| WHAT IS NEEDED |
Restate all of the entries exactly, dropping any pictures they hold.

| EXERCISE MATERIAL |
Start
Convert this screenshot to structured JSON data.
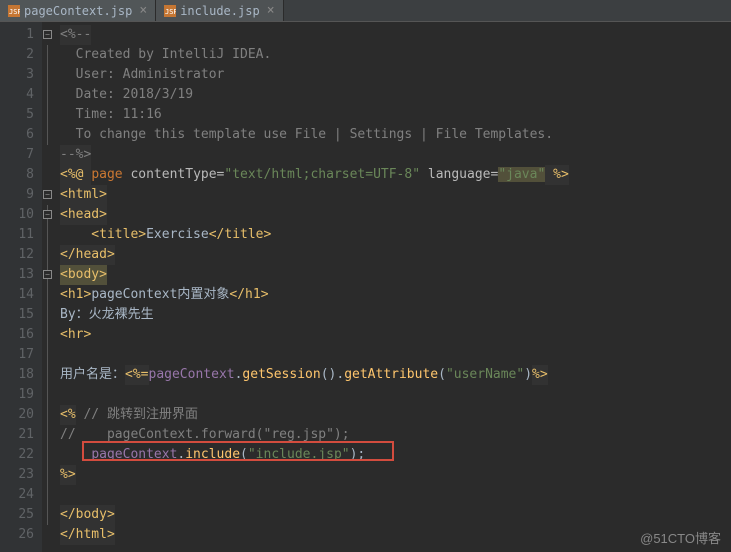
{
  "tabs": [
    {
      "label": "pageContext.jsp",
      "active": false
    },
    {
      "label": "include.jsp",
      "active": true
    }
  ],
  "lineNumbers": [
    "1",
    "2",
    "3",
    "4",
    "5",
    "6",
    "7",
    "8",
    "9",
    "10",
    "11",
    "12",
    "13",
    "14",
    "15",
    "16",
    "17",
    "18",
    "19",
    "20",
    "21",
    "22",
    "23",
    "24",
    "25",
    "26"
  ],
  "code": {
    "l1": {
      "open": "<%--"
    },
    "l2": {
      "text": "  Created by IntelliJ IDEA."
    },
    "l3": {
      "text": "  User: Administrator"
    },
    "l4": {
      "text": "  Date: 2018/3/19"
    },
    "l5": {
      "text": "  Time: 11:16"
    },
    "l6": {
      "text": "  To change this template use File | Settings | File Templates."
    },
    "l7": {
      "close": "--%>"
    },
    "l8": {
      "open": "<%@ ",
      "kw": "page",
      "a1": " contentType=",
      "s1": "\"text/html;charset=UTF-8\"",
      "a2": " language=",
      "s2": "\"java\"",
      "close": " %>"
    },
    "l9": {
      "tag": "<html>"
    },
    "l10": {
      "tag": "<head>"
    },
    "l11": {
      "t1": "    <title>",
      "text": "Exercise",
      "t2": "</title>"
    },
    "l12": {
      "tag": "</head>"
    },
    "l13": {
      "tag": "<body>"
    },
    "l14": {
      "t1": "<h1>",
      "text": "pageContext内置对象",
      "t2": "</h1>"
    },
    "l15": {
      "text": "By：火龙裸先生"
    },
    "l16": {
      "tag": "<hr>"
    },
    "l18": {
      "text": "用户名是：",
      "open": "<%=",
      "f1": "pageContext",
      "d1": ".",
      "m1": "getSession",
      "d2": "().",
      "m2": "getAttribute",
      "d3": "(",
      "s1": "\"userName\"",
      "d4": ")",
      "close": "%>"
    },
    "l20": {
      "open": "<%",
      "c1": " // 跳转到注册界面"
    },
    "l21": {
      "c1": "//    pageContext.forward(\"reg.jsp\");"
    },
    "l22": {
      "pad": "    ",
      "f1": "pageContext",
      "d1": ".",
      "m1": "include",
      "d2": "(",
      "s1": "\"include.jsp\"",
      "d3": ");"
    },
    "l23": {
      "close": "%>"
    },
    "l25": {
      "tag": "</body>"
    },
    "l26": {
      "tag": "</html>"
    }
  },
  "watermark": "@51CTO博客"
}
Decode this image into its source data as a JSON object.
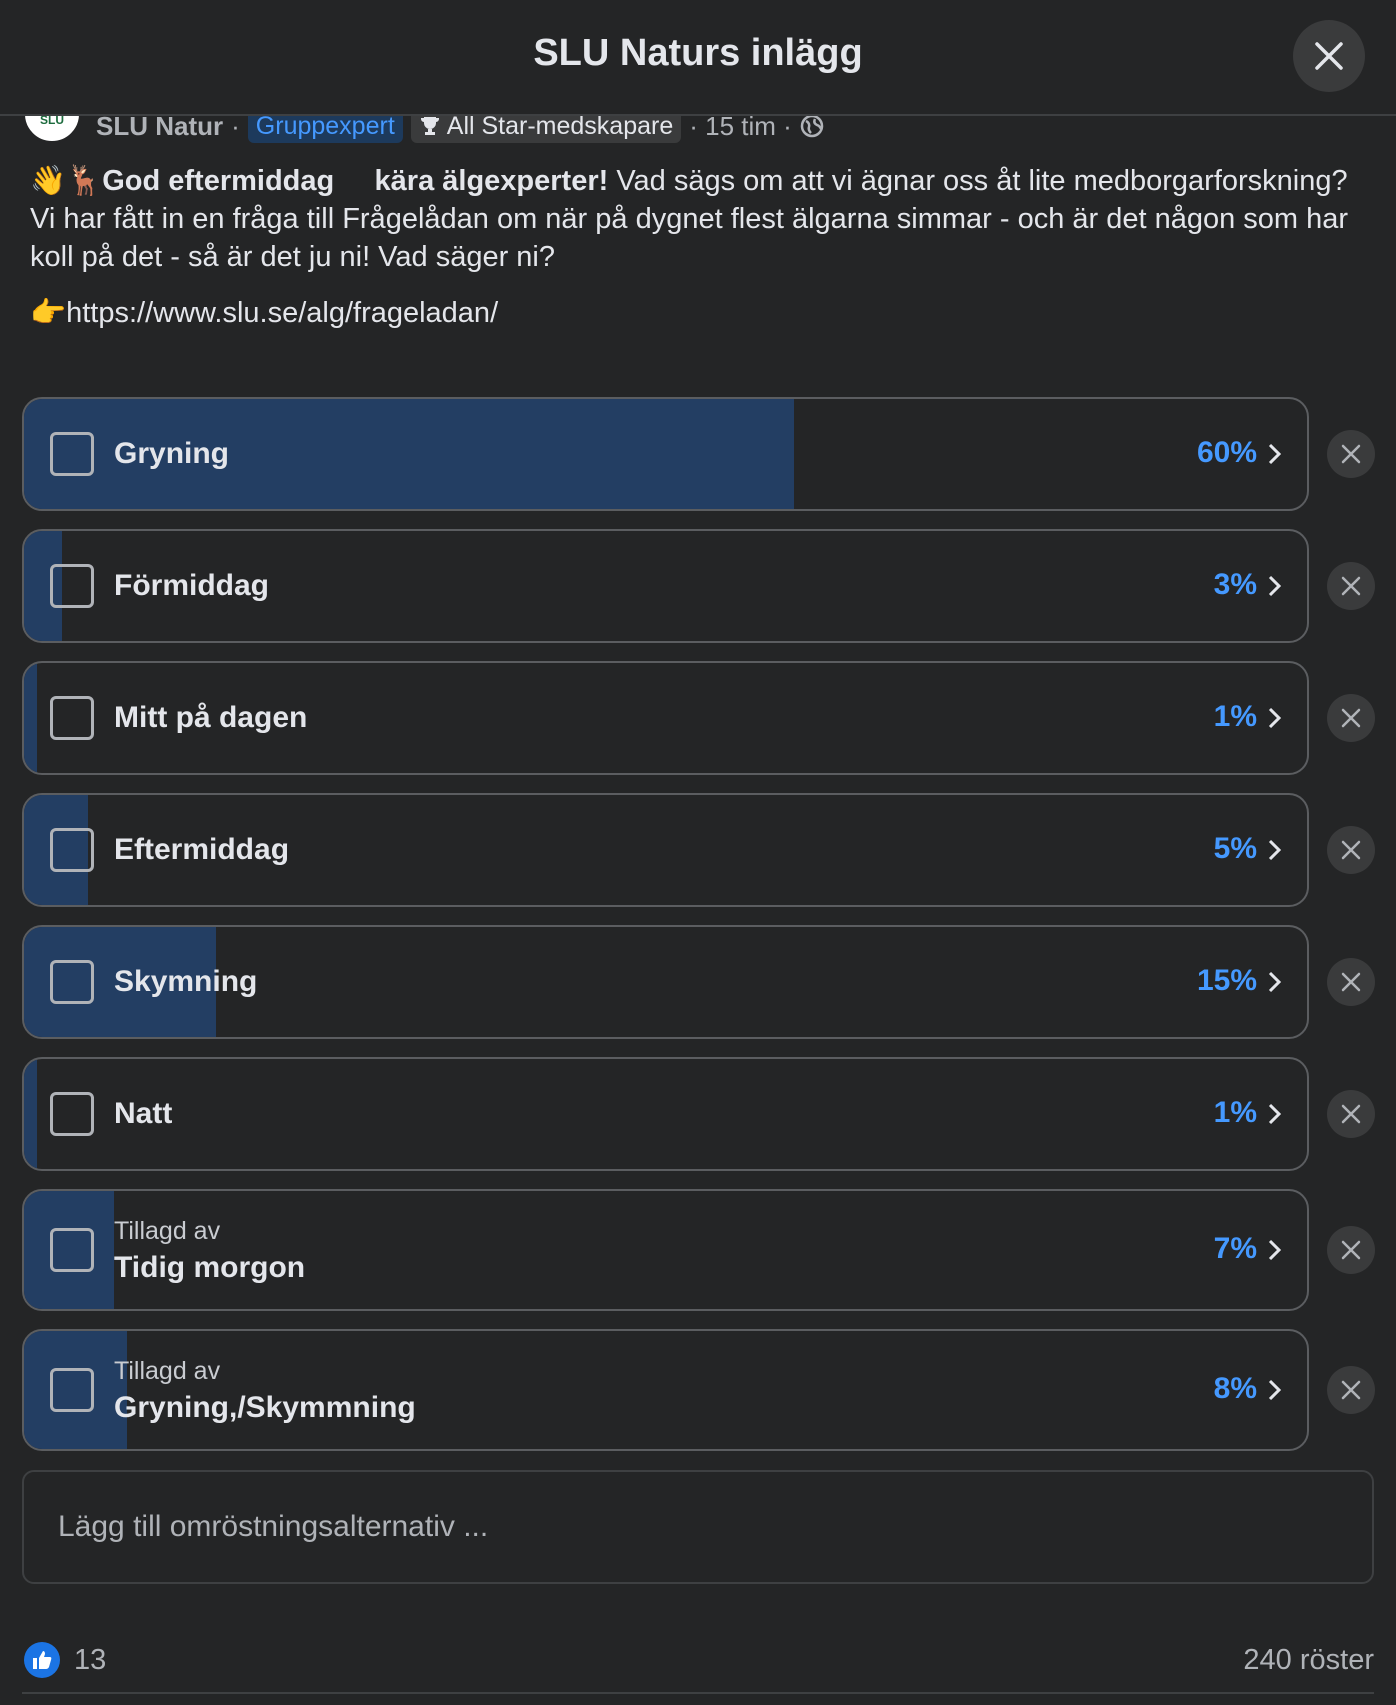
{
  "header": {
    "title": "SLU Naturs inlägg"
  },
  "post": {
    "author": "SLU Natur",
    "avatar_text": "SLU",
    "badge_expert": "Gruppexpert",
    "badge_star": "All Star-medskapare",
    "time": "· 15 tim ·",
    "greeting_bold": "God eftermiddag",
    "greeting_bold2": "kära älgexperter!",
    "body": "Vad sägs om att vi ägnar oss åt lite medborgarforskning? Vi har fått in en fråga till Frågelådan om när på dygnet flest älgarna simmar - och är det någon som har koll på det - så är det ju ni! Vad säger ni?",
    "link": "https://www.slu.se/alg/frageladan/",
    "emoji_wave": "👋",
    "emoji_moose": "🦌",
    "emoji_point": "👉"
  },
  "poll": {
    "accent_color": "#4599ff",
    "fill_color": "#233e63",
    "options": [
      {
        "label": "Gryning",
        "percent_text": "60%",
        "fill": 0.6
      },
      {
        "label": "Förmiddag",
        "percent_text": "3%",
        "fill": 0.03
      },
      {
        "label": "Mitt på dagen",
        "percent_text": "1%",
        "fill": 0.01
      },
      {
        "label": "Eftermiddag",
        "percent_text": "5%",
        "fill": 0.05
      },
      {
        "label": "Skymning",
        "percent_text": "15%",
        "fill": 0.15
      },
      {
        "label": "Natt",
        "percent_text": "1%",
        "fill": 0.01
      },
      {
        "label": "Tidig morgon",
        "added_by": "Tillagd av",
        "percent_text": "7%",
        "fill": 0.07
      },
      {
        "label": "Gryning,/Skymmning",
        "added_by": "Tillagd av",
        "percent_text": "8%",
        "fill": 0.08
      }
    ],
    "add_placeholder": "Lägg till omröstningsalternativ ..."
  },
  "footer": {
    "like_count": "13",
    "votes": "240 röster"
  }
}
End
| SOLUTION FOR THIS EXERCISE |
Convert this screenshot to structured JSON data.
{
  "tabs": [
    {
      "label": "pageContext.jsp",
      "active": false
    },
    {
      "label": "include.jsp",
      "active": true
    }
  ],
  "lineNumbers": [
    "1",
    "2",
    "3",
    "4",
    "5",
    "6",
    "7",
    "8",
    "9",
    "10",
    "11",
    "12",
    "13",
    "14",
    "15",
    "16",
    "17",
    "18",
    "19",
    "20",
    "21",
    "22",
    "23",
    "24",
    "25",
    "26"
  ],
  "code": {
    "l1": {
      "open": "<%--"
    },
    "l2": {
      "text": "  Created by IntelliJ IDEA."
    },
    "l3": {
      "text": "  User: Administrator"
    },
    "l4": {
      "text": "  Date: 2018/3/19"
    },
    "l5": {
      "text": "  Time: 11:16"
    },
    "l6": {
      "text": "  To change this template use File | Settings | File Templates."
    },
    "l7": {
      "close": "--%>"
    },
    "l8": {
      "open": "<%@ ",
      "kw": "page",
      "a1": " contentType=",
      "s1": "\"text/html;charset=UTF-8\"",
      "a2": " language=",
      "s2": "\"java\"",
      "close": " %>"
    },
    "l9": {
      "tag": "<html>"
    },
    "l10": {
      "tag": "<head>"
    },
    "l11": {
      "t1": "    <title>",
      "text": "Exercise",
      "t2": "</title>"
    },
    "l12": {
      "tag": "</head>"
    },
    "l13": {
      "tag": "<body>"
    },
    "l14": {
      "t1": "<h1>",
      "text": "pageContext内置对象",
      "t2": "</h1>"
    },
    "l15": {
      "text": "By：火龙裸先生"
    },
    "l16": {
      "tag": "<hr>"
    },
    "l18": {
      "text": "用户名是：",
      "open": "<%=",
      "f1": "pageContext",
      "d1": ".",
      "m1": "getSession",
      "d2": "().",
      "m2": "getAttribute",
      "d3": "(",
      "s1": "\"userName\"",
      "d4": ")",
      "close": "%>"
    },
    "l20": {
      "open": "<%",
      "c1": " // 跳转到注册界面"
    },
    "l21": {
      "c1": "//    pageContext.forward(\"reg.jsp\");"
    },
    "l22": {
      "pad": "    ",
      "f1": "pageContext",
      "d1": ".",
      "m1": "include",
      "d2": "(",
      "s1": "\"include.jsp\"",
      "d3": ");"
    },
    "l23": {
      "close": "%>"
    },
    "l25": {
      "tag": "</body>"
    },
    "l26": {
      "tag": "</html>"
    }
  },
  "watermark": "@51CTO博客"
}
Decode this image into its source data as a JSON object.
{
  "header": {
    "title": "SLU Naturs inlägg"
  },
  "post": {
    "author": "SLU Natur",
    "avatar_text": "SLU",
    "badge_expert": "Gruppexpert",
    "badge_star": "All Star-medskapare",
    "time": "· 15 tim ·",
    "greeting_bold": "God eftermiddag",
    "greeting_bold2": "kära älgexperter!",
    "body": "Vad sägs om att vi ägnar oss åt lite medborgarforskning? Vi har fått in en fråga till Frågelådan om när på dygnet flest älgarna simmar - och är det någon som har koll på det - så är det ju ni! Vad säger ni?",
    "link": "https://www.slu.se/alg/frageladan/",
    "emoji_wave": "👋",
    "emoji_moose": "🦌",
    "emoji_point": "👉"
  },
  "poll": {
    "accent_color": "#4599ff",
    "fill_color": "#233e63",
    "options": [
      {
        "label": "Gryning",
        "percent_text": "60%",
        "fill": 0.6
      },
      {
        "label": "Förmiddag",
        "percent_text": "3%",
        "fill": 0.03
      },
      {
        "label": "Mitt på dagen",
        "percent_text": "1%",
        "fill": 0.01
      },
      {
        "label": "Eftermiddag",
        "percent_text": "5%",
        "fill": 0.05
      },
      {
        "label": "Skymning",
        "percent_text": "15%",
        "fill": 0.15
      },
      {
        "label": "Natt",
        "percent_text": "1%",
        "fill": 0.01
      },
      {
        "label": "Tidig morgon",
        "added_by": "Tillagd av",
        "percent_text": "7%",
        "fill": 0.07
      },
      {
        "label": "Gryning,/Skymmning",
        "added_by": "Tillagd av",
        "percent_text": "8%",
        "fill": 0.08
      }
    ],
    "add_placeholder": "Lägg till omröstningsalternativ ..."
  },
  "footer": {
    "like_count": "13",
    "votes": "240 röster"
  }
}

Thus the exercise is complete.